#### EXERCISE DIRECTIONS
The entries below should be transcribed in their entirety, exactly as written.

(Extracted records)
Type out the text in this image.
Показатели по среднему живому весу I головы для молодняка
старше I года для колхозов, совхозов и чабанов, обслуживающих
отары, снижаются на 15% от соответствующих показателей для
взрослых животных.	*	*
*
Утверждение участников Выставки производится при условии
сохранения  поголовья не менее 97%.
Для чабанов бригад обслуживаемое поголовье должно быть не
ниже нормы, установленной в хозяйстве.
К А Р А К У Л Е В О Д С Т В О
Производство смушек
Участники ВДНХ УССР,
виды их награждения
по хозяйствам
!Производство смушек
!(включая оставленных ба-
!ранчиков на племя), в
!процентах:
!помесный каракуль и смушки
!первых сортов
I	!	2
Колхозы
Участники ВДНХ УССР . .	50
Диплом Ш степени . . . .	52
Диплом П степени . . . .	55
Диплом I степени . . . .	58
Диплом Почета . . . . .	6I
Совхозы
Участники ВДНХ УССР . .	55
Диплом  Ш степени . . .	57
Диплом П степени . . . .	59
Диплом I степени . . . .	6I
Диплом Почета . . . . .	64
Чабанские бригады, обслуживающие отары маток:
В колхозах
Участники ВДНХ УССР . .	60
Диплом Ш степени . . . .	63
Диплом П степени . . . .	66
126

#### FINAL RESULT
Type out the text in this image.
Показатели по среднему живому весу I головы для молодняка
старше I года для колхозов, совхозов и чабанов, обслуживающих
отары, снижаются на 15% от соответствующих показателей для
взрослых животных.	*	*
*
Утверждение участников Выставки производится при условии
сохранения  поголовья не менее 97%.
Для чабанов бригад обслуживаемое поголовье должно быть не
ниже нормы, установленной в хозяйстве.
К А Р А К У Л Е В О Д С Т В О
Производство смушек
Участники ВДНХ УССР,
виды их награждения
по хозяйствам
!Производство смушек
!(включая оставленных ба-
!ранчиков на племя), в
!процентах:
!помесный каракуль и смушки
!первых сортов
I	!	2
Колхозы
Участники ВДНХ УССР . .	50
Диплом Ш степени . . . .	52
Диплом П степени . . . .	55
Диплом I степени . . . .	58
Диплом Почета . . . . .	6I
Совхозы
Участники ВДНХ УССР . .	55
Диплом  Ш степени . . .	57
Диплом П степени . . . .	59
Диплом I степени . . . .	6I
Диплом Почета . . . . .	64
Чабанские бригады, обслуживающие отары маток:
В колхозах
Участники ВДНХ УССР . .	60
Диплом Ш степени . . . .	63
Диплом П степени . . . .	66
126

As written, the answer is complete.